**TASK OBJECTIVE:** Copy each line that contains the word "this".

--- start ---

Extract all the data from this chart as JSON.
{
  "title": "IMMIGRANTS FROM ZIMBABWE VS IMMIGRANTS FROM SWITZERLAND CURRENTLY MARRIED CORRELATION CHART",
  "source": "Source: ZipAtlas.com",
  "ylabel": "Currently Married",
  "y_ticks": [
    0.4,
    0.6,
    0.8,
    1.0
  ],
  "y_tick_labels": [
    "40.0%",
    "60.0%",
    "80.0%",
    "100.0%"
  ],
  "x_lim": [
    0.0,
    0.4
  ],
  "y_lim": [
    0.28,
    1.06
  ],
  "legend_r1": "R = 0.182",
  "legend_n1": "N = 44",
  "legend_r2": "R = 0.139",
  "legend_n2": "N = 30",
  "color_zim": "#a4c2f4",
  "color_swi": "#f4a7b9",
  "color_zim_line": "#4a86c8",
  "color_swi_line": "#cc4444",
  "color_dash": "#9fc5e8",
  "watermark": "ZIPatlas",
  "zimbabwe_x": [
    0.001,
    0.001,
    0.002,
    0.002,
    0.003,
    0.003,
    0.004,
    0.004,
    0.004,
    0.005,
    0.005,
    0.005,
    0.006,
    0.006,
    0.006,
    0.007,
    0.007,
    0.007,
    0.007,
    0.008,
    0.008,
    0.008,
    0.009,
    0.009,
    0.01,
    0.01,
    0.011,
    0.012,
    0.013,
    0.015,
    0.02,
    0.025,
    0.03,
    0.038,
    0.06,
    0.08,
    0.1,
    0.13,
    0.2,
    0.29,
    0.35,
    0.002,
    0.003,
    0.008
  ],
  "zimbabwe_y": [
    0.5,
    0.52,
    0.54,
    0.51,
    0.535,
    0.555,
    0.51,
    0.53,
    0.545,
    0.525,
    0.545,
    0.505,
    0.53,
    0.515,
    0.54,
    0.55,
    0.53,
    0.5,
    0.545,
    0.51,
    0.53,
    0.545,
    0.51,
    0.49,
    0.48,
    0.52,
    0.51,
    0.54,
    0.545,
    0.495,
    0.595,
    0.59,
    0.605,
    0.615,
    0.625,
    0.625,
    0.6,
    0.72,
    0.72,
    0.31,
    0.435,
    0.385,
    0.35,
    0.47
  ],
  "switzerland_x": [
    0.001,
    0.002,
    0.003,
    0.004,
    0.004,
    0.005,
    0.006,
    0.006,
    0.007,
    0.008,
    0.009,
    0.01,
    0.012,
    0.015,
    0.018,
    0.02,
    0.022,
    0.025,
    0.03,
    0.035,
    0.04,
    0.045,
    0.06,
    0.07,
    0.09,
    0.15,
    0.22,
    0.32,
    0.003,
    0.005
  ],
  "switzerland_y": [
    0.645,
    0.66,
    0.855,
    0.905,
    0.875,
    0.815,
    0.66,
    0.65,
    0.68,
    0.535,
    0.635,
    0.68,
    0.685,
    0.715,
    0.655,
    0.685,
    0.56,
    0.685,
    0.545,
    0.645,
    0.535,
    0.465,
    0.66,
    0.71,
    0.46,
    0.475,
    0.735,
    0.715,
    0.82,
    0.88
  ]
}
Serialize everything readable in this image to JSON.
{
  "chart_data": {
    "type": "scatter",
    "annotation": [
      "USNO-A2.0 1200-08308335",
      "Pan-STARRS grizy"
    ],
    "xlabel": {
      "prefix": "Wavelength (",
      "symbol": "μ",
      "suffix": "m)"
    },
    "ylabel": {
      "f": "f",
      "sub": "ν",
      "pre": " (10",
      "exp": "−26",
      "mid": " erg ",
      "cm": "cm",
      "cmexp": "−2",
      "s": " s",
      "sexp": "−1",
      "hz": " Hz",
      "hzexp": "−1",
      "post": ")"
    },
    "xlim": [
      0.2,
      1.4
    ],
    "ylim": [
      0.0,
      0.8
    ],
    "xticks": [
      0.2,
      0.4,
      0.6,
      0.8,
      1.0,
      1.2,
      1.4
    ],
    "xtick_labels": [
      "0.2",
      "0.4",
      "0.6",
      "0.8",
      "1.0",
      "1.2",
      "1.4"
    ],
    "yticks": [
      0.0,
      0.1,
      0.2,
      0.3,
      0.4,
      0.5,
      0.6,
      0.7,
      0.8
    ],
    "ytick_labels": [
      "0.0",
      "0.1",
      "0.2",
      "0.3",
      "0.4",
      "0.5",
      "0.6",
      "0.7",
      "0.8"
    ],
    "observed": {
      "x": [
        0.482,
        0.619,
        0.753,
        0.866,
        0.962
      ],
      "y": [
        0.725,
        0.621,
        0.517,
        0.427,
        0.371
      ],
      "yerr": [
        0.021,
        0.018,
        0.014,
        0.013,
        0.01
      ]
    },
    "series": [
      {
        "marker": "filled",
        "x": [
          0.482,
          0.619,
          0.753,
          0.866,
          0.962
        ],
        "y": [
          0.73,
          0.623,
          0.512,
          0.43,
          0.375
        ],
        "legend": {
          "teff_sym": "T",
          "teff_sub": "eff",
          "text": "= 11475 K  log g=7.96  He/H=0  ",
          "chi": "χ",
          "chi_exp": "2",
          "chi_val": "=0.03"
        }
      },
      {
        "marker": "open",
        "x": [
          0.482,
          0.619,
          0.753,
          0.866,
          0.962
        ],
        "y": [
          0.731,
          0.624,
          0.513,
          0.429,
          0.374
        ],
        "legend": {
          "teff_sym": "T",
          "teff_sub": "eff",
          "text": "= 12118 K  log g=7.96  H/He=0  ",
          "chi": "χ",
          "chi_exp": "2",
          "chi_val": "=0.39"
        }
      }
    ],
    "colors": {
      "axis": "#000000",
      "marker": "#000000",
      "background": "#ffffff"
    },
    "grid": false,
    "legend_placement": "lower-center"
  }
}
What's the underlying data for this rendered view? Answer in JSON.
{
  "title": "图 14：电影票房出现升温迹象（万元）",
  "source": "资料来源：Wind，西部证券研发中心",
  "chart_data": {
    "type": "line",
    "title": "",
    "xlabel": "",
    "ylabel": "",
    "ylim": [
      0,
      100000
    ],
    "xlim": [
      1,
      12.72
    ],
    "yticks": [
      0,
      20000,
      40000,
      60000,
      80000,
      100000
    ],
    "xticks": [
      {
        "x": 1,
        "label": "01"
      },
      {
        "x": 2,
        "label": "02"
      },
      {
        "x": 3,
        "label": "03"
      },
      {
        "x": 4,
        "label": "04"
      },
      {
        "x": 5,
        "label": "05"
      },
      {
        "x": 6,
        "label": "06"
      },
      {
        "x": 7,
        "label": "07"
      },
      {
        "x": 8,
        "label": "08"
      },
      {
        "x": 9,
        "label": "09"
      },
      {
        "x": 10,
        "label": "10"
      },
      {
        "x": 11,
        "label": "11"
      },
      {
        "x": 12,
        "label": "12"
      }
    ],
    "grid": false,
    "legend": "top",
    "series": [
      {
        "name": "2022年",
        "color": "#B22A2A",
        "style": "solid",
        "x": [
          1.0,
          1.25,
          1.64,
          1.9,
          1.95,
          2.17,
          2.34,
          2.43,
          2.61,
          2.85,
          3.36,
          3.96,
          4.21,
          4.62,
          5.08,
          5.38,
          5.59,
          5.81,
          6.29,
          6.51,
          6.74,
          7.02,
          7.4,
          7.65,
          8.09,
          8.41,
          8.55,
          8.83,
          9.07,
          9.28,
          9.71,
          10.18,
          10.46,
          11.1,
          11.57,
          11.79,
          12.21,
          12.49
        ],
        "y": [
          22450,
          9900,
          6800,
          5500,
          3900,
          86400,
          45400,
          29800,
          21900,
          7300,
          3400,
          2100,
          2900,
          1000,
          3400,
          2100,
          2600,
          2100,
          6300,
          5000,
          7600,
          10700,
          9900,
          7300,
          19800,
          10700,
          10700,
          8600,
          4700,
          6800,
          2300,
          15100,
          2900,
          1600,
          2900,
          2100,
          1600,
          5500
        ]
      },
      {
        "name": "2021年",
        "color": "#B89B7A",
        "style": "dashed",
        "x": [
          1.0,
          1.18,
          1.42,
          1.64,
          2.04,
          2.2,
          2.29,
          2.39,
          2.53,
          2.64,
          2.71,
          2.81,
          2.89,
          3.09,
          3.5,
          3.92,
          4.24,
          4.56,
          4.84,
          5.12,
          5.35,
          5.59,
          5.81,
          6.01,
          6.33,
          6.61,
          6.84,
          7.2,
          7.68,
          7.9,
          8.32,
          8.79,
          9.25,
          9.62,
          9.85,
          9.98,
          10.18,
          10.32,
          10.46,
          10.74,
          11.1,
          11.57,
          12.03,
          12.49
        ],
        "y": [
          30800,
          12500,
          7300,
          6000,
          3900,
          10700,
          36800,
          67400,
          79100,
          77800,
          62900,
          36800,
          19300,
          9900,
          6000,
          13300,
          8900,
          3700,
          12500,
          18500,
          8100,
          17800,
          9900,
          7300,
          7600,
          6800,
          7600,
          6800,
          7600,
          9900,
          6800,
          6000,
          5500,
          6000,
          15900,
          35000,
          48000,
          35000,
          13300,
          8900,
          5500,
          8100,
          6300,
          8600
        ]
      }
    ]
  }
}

--- end ---

**FULL OUTPUT:**
Extract all the data from this chart as JSON.
Serialize everything readable in this image to JSON.
What's the underlying data for this rendered view? Answer in JSON.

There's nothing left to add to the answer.